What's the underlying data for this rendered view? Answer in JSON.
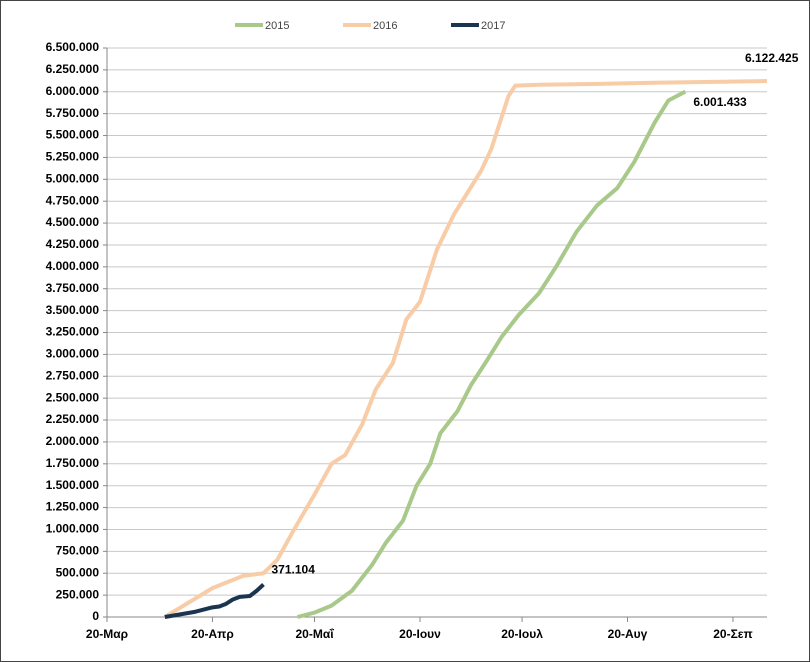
{
  "chart_data": {
    "type": "line",
    "xticks": [
      {
        "value": 0,
        "label": "20-Μαρ"
      },
      {
        "value": 31,
        "label": "20-Απρ"
      },
      {
        "value": 61,
        "label": "20-Μαΐ"
      },
      {
        "value": 92,
        "label": "20-Ιουν"
      },
      {
        "value": 122,
        "label": "20-Ιουλ"
      },
      {
        "value": 153,
        "label": "20-Αυγ"
      },
      {
        "value": 184,
        "label": "20-Σεπ"
      }
    ],
    "xlim": [
      0,
      194
    ],
    "ylim": [
      0,
      6500000
    ],
    "yticks": [
      0,
      {
        "value": 250000,
        "label": "250.000"
      },
      {
        "value": 500000,
        "label": "500.000"
      },
      {
        "value": 750000,
        "label": "750.000"
      },
      {
        "value": 1000000,
        "label": "1.000.000"
      },
      {
        "value": 1250000,
        "label": "1.250.000"
      },
      {
        "value": 1500000,
        "label": "1.500.000"
      },
      {
        "value": 1750000,
        "label": "1.750.000"
      },
      {
        "value": 2000000,
        "label": "2.000.000"
      },
      {
        "value": 2250000,
        "label": "2.250.000"
      },
      {
        "value": 2500000,
        "label": "2.500.000"
      },
      {
        "value": 2750000,
        "label": "2.750.000"
      },
      {
        "value": 3000000,
        "label": "3.000.000"
      },
      {
        "value": 3250000,
        "label": "3.250.000"
      },
      {
        "value": 3500000,
        "label": "3.500.000"
      },
      {
        "value": 3750000,
        "label": "3.750.000"
      },
      {
        "value": 4000000,
        "label": "4.000.000"
      },
      {
        "value": 4250000,
        "label": "4.250.000"
      },
      {
        "value": 4500000,
        "label": "4.500.000"
      },
      {
        "value": 4750000,
        "label": "4.750.000"
      },
      {
        "value": 5000000,
        "label": "5.000.000"
      },
      {
        "value": 5250000,
        "label": "5.250.000"
      },
      {
        "value": 5500000,
        "label": "5.500.000"
      },
      {
        "value": 5750000,
        "label": "5.750.000"
      },
      {
        "value": 6000000,
        "label": "6.000.000"
      },
      {
        "value": 6250000,
        "label": "6.250.000"
      },
      {
        "value": 6500000,
        "label": "6.500.000"
      }
    ],
    "grid": true,
    "legend": "top",
    "series": [
      {
        "name": "2015",
        "color": "#a9c98a",
        "x": [
          56,
          61,
          66,
          72,
          78,
          82,
          87,
          91,
          95,
          98,
          103,
          107,
          112,
          116,
          121,
          127,
          132,
          138,
          144,
          150,
          155,
          161,
          165,
          170
        ],
        "values": [
          0,
          50000,
          130000,
          300000,
          600000,
          850000,
          1100000,
          1500000,
          1750000,
          2100000,
          2350000,
          2650000,
          2950000,
          3200000,
          3450000,
          3700000,
          4000000,
          4400000,
          4700000,
          4900000,
          5200000,
          5650000,
          5900000,
          6001433
        ],
        "value_labels": [
          null,
          null,
          null,
          null,
          null,
          null,
          null,
          null,
          null,
          null,
          null,
          null,
          null,
          null,
          null,
          null,
          null,
          null,
          null,
          null,
          null,
          null,
          null,
          "6.001.433"
        ]
      },
      {
        "name": "2016",
        "color": "#f8cca6",
        "x": [
          17,
          31,
          40,
          46,
          50,
          55,
          61,
          66,
          70,
          75,
          79,
          84,
          88,
          92,
          97,
          102,
          106,
          110,
          113,
          118,
          120,
          127,
          145,
          163,
          194
        ],
        "values": [
          0,
          330000,
          470000,
          500000,
          650000,
          1000000,
          1400000,
          1750000,
          1850000,
          2200000,
          2600000,
          2900000,
          3400000,
          3600000,
          4200000,
          4600000,
          4850000,
          5100000,
          5350000,
          5950000,
          6070000,
          6080000,
          6090000,
          6105000,
          6122425
        ],
        "value_labels": [
          null,
          null,
          null,
          null,
          null,
          null,
          null,
          null,
          null,
          null,
          null,
          null,
          null,
          null,
          null,
          null,
          null,
          null,
          null,
          null,
          null,
          null,
          null,
          null,
          "6.122.425"
        ]
      },
      {
        "name": "2017",
        "color": "#1b3550",
        "x": [
          17,
          20,
          23,
          26,
          29,
          31,
          33,
          35,
          37,
          39,
          42,
          44,
          46
        ],
        "values": [
          0,
          20000,
          40000,
          60000,
          90000,
          110000,
          120000,
          150000,
          200000,
          230000,
          240000,
          300000,
          371104
        ],
        "value_labels": [
          null,
          null,
          null,
          null,
          null,
          null,
          null,
          null,
          null,
          null,
          null,
          null,
          "371.104"
        ]
      }
    ]
  }
}
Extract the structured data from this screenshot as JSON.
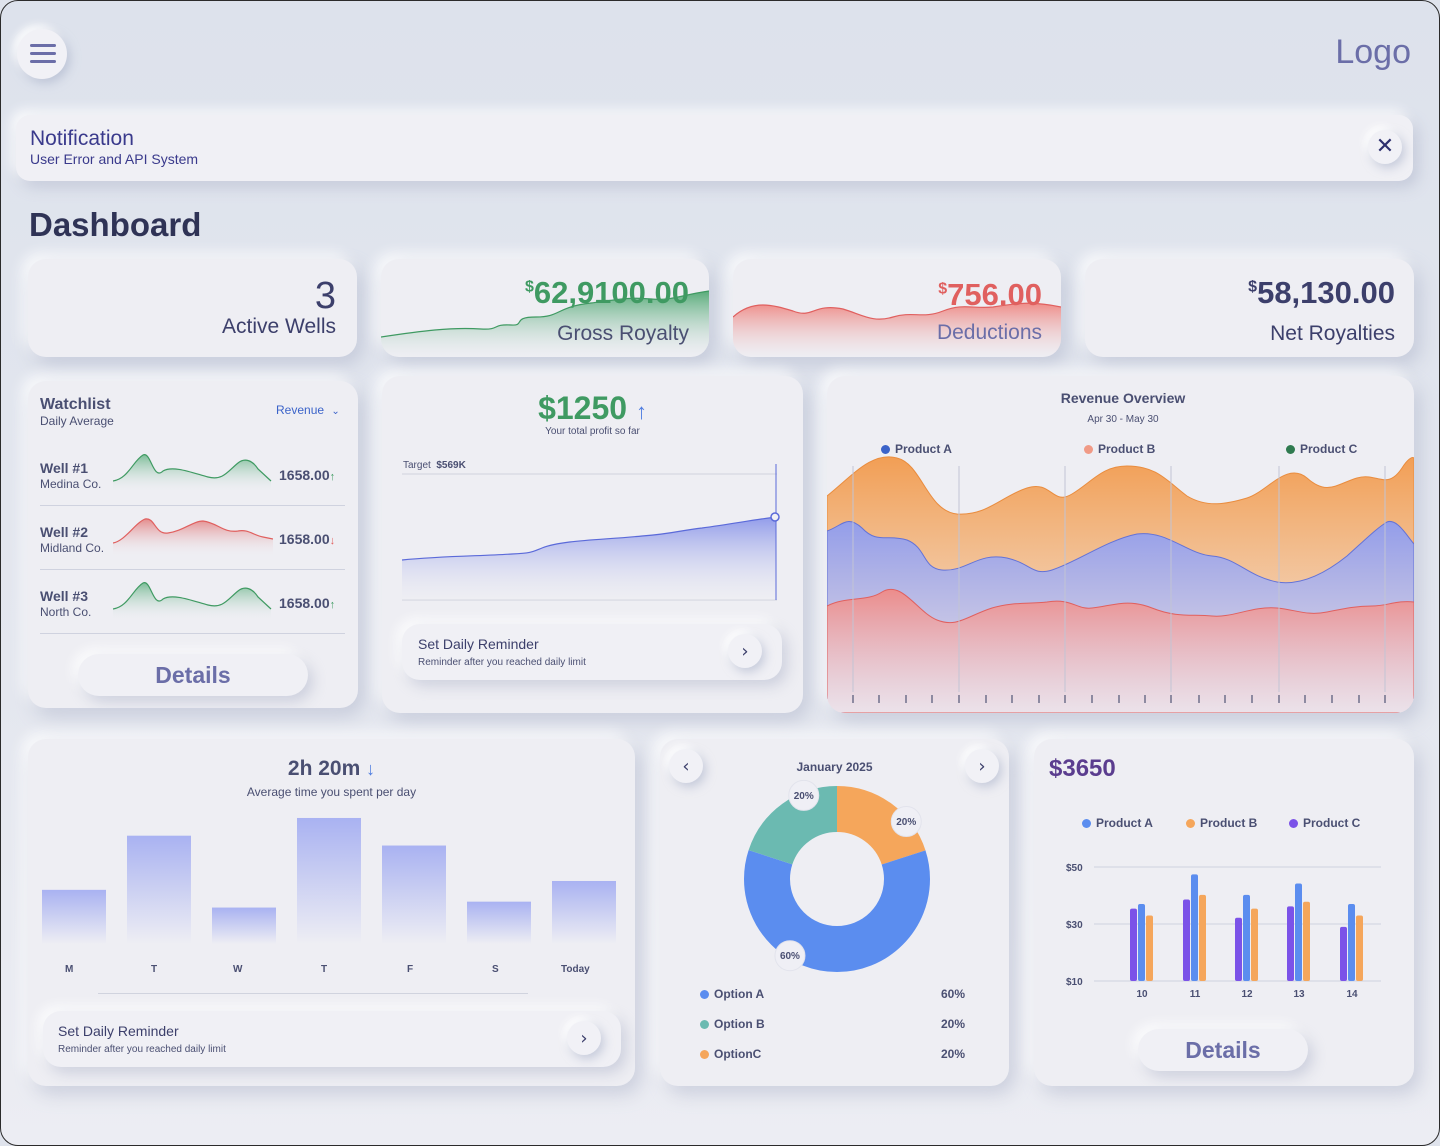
{
  "header": {
    "menu_icon": "hamburger-menu-icon",
    "logo": "Logo"
  },
  "notification": {
    "title": "Notification",
    "message": "User Error and API System",
    "close_icon": "close-icon"
  },
  "page_title": "Dashboard",
  "stats": {
    "active_wells": {
      "value": "3",
      "label": "Active Wells"
    },
    "gross_royalty": {
      "currency": "$",
      "value": "62,9100.00",
      "label": "Gross Royalty",
      "color": "#3f9a62"
    },
    "deductions": {
      "currency": "$",
      "value": "756.00",
      "label": "Deductions",
      "color": "#e0605f"
    },
    "net_royalties": {
      "currency": "$",
      "value": "58,130.00",
      "label": "Net Royalties"
    }
  },
  "watchlist": {
    "title": "Watchlist",
    "subtitle": "Daily Average",
    "filter": "Revenue",
    "items": [
      {
        "name": "Well #1",
        "company": "Medina Co.",
        "value": "1658.00",
        "trend": "↑",
        "color": "#3f9a62"
      },
      {
        "name": "Well #2",
        "company": "Midland Co.",
        "value": "1658.00",
        "trend": "↓",
        "color": "#e0605f"
      },
      {
        "name": "Well #3",
        "company": "North Co.",
        "value": "1658.00",
        "trend": "↑",
        "color": "#3f9a62"
      }
    ],
    "details_label": "Details"
  },
  "profit": {
    "value": "$1250",
    "trend": "↑",
    "caption": "Your total profit so far",
    "target_label": "Target",
    "target_value": "$569K",
    "reminder_title": "Set Daily Reminder",
    "reminder_text": "Reminder after you reached daily limit"
  },
  "revenue_overview": {
    "title": "Revenue Overview",
    "date_range": "Apr 30 - May 30",
    "legend": [
      {
        "name": "Product A",
        "color": "#3b63c9"
      },
      {
        "name": "Product B",
        "color": "#f09a86"
      },
      {
        "name": "Product C",
        "color": "#2f7a4f"
      }
    ]
  },
  "time_spent": {
    "value": "2h 20m",
    "trend": "↓",
    "caption": "Average time you spent per day",
    "reminder_title": "Set Daily Reminder",
    "reminder_text": "Reminder after you reached daily limit"
  },
  "donut": {
    "month": "January 2025",
    "prev_icon": "chevron-left-icon",
    "next_icon": "chevron-right-icon",
    "options": [
      {
        "name": "Option A",
        "percent": "60%",
        "value": 60,
        "color": "#5b8def"
      },
      {
        "name": "Option B",
        "percent": "20%",
        "value": 20,
        "color": "#6bbab1"
      },
      {
        "name": "OptionC",
        "percent": "20%",
        "value": 20,
        "color": "#f5a65b"
      }
    ]
  },
  "product_bars": {
    "total": "$3650",
    "legend": [
      {
        "name": "Product A",
        "color": "#5b8def"
      },
      {
        "name": "Product B",
        "color": "#f5a65b"
      },
      {
        "name": "Product C",
        "color": "#7b52e8"
      }
    ],
    "details_label": "Details"
  },
  "chart_data": [
    {
      "type": "bar",
      "categories": [
        "M",
        "T",
        "W",
        "T",
        "F",
        "S",
        "Today"
      ],
      "values": [
        55,
        110,
        37,
        128,
        100,
        43,
        64
      ],
      "ylim": [
        0,
        130
      ],
      "grid": false
    },
    {
      "type": "pie",
      "categories": [
        "Option A",
        "Option B",
        "OptionC"
      ],
      "values": [
        60,
        20,
        20
      ]
    },
    {
      "type": "bar",
      "categories": [
        "10",
        "11",
        "12",
        "13",
        "14"
      ],
      "series": [
        {
          "name": "Product C",
          "values": [
            30,
            34,
            26,
            31,
            22
          ]
        },
        {
          "name": "Product A",
          "values": [
            32,
            45,
            36,
            41,
            32
          ]
        },
        {
          "name": "Product B",
          "values": [
            27,
            36,
            30,
            33,
            27
          ]
        }
      ],
      "yticks": [
        "$50",
        "$30",
        "$10"
      ],
      "ylim": [
        10,
        50
      ],
      "grid": true
    },
    {
      "type": "area",
      "title": "Revenue Overview",
      "series": [
        {
          "name": "Product A"
        },
        {
          "name": "Product B"
        },
        {
          "name": "Product C"
        }
      ],
      "legend": "top"
    },
    {
      "type": "area",
      "target": "$569K"
    }
  ]
}
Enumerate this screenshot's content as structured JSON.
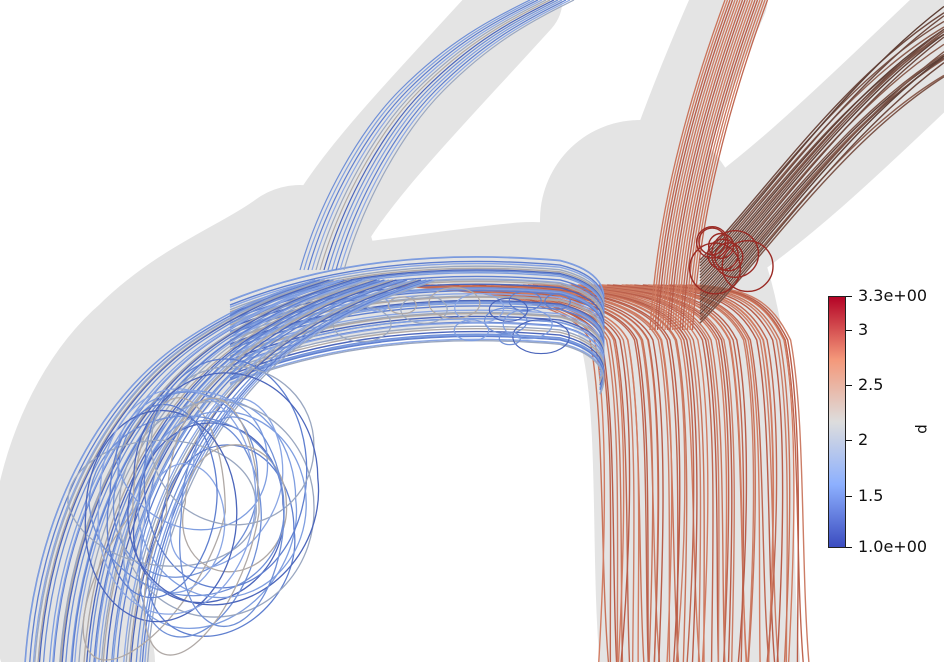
{
  "colorbar": {
    "title": "p",
    "min_label": "1.0e+00",
    "max_label": "3.3e+00",
    "ticks": [
      "3",
      "2.5",
      "2",
      "1.5"
    ],
    "tick_values": [
      3,
      2.5,
      2,
      1.5
    ],
    "min": 1.0,
    "max": 3.3,
    "colors": {
      "low": "#3b4cc0",
      "mid": "#dddddd",
      "high": "#b40426"
    }
  },
  "scene": {
    "vessel_color": "#e6e6e6",
    "background": "#ffffff"
  }
}
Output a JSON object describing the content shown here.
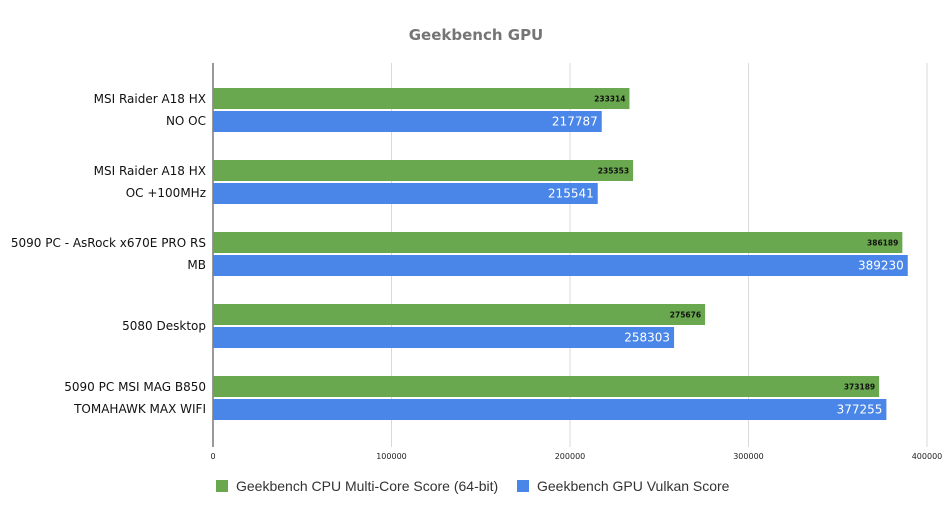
{
  "chart_data": {
    "type": "bar",
    "orientation": "horizontal",
    "title": "Geekbench GPU",
    "categories": [
      [
        "MSI Raider A18 HX",
        "NO OC"
      ],
      [
        "MSI Raider A18 HX",
        "OC +100MHz"
      ],
      [
        "5090 PC - AsRock x670E PRO RS",
        "MB"
      ],
      [
        "5080 Desktop"
      ],
      [
        "5090 PC MSI MAG B850",
        "TOMAHAWK MAX WIFI"
      ]
    ],
    "series": [
      {
        "name": "Geekbench CPU Multi-Core Score (64-bit)",
        "color": "#6aa84f",
        "values": [
          233314,
          235353,
          386189,
          275676,
          373189
        ]
      },
      {
        "name": "Geekbench GPU Vulkan Score",
        "color": "#4a86e8",
        "values": [
          217787,
          215541,
          389230,
          258303,
          377255
        ]
      }
    ],
    "xlim": [
      0,
      400000
    ],
    "xticks": [
      "0",
      "100000",
      "200000",
      "300000",
      "400000"
    ],
    "xtick_values": [
      0,
      100000,
      200000,
      300000,
      400000
    ],
    "grid": true,
    "legend_position": "bottom"
  }
}
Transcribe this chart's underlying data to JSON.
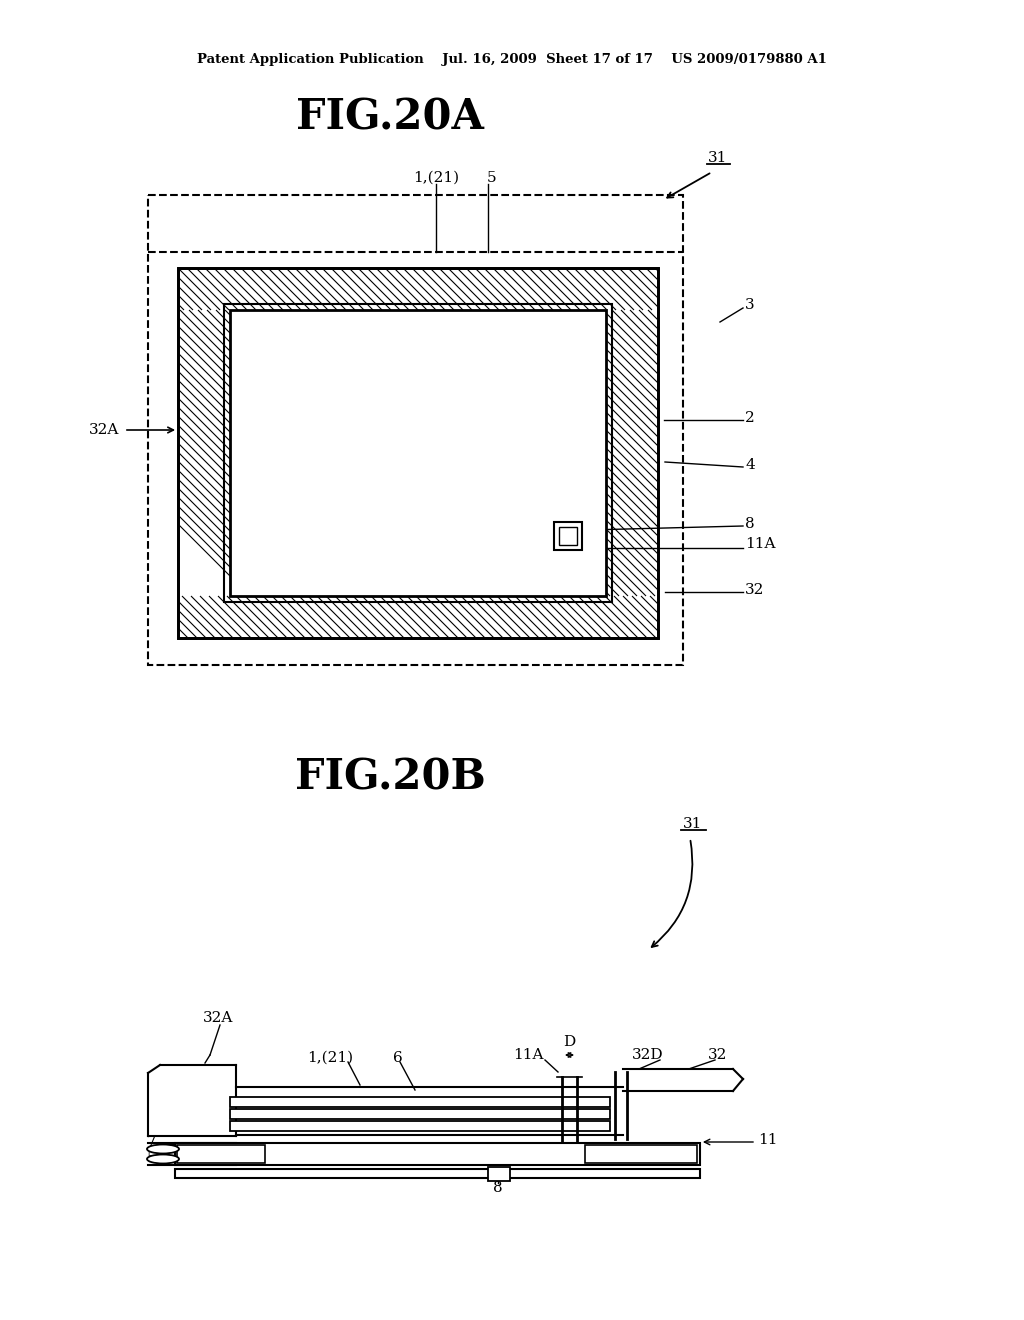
{
  "bg": "#ffffff",
  "header": "Patent Application Publication    Jul. 16, 2009  Sheet 17 of 17    US 2009/0179880 A1",
  "title_a": "FIG.20A",
  "title_b": "FIG.20B",
  "hatch_color": "#000000",
  "line_color": "#000000"
}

☆ ☆ ☆ ☆ ☆ ☆ ☆

TASK PROMPT —
Scan the records above for the string "icon", then select every line that holds it.

RESPONSE TO THE TASK —
    "menu_icon": "hamburger-menu-icon",
    "close_icon": "close-icon"
    "prev_icon": "chevron-left-icon",
    "next_icon": "chevron-right-icon",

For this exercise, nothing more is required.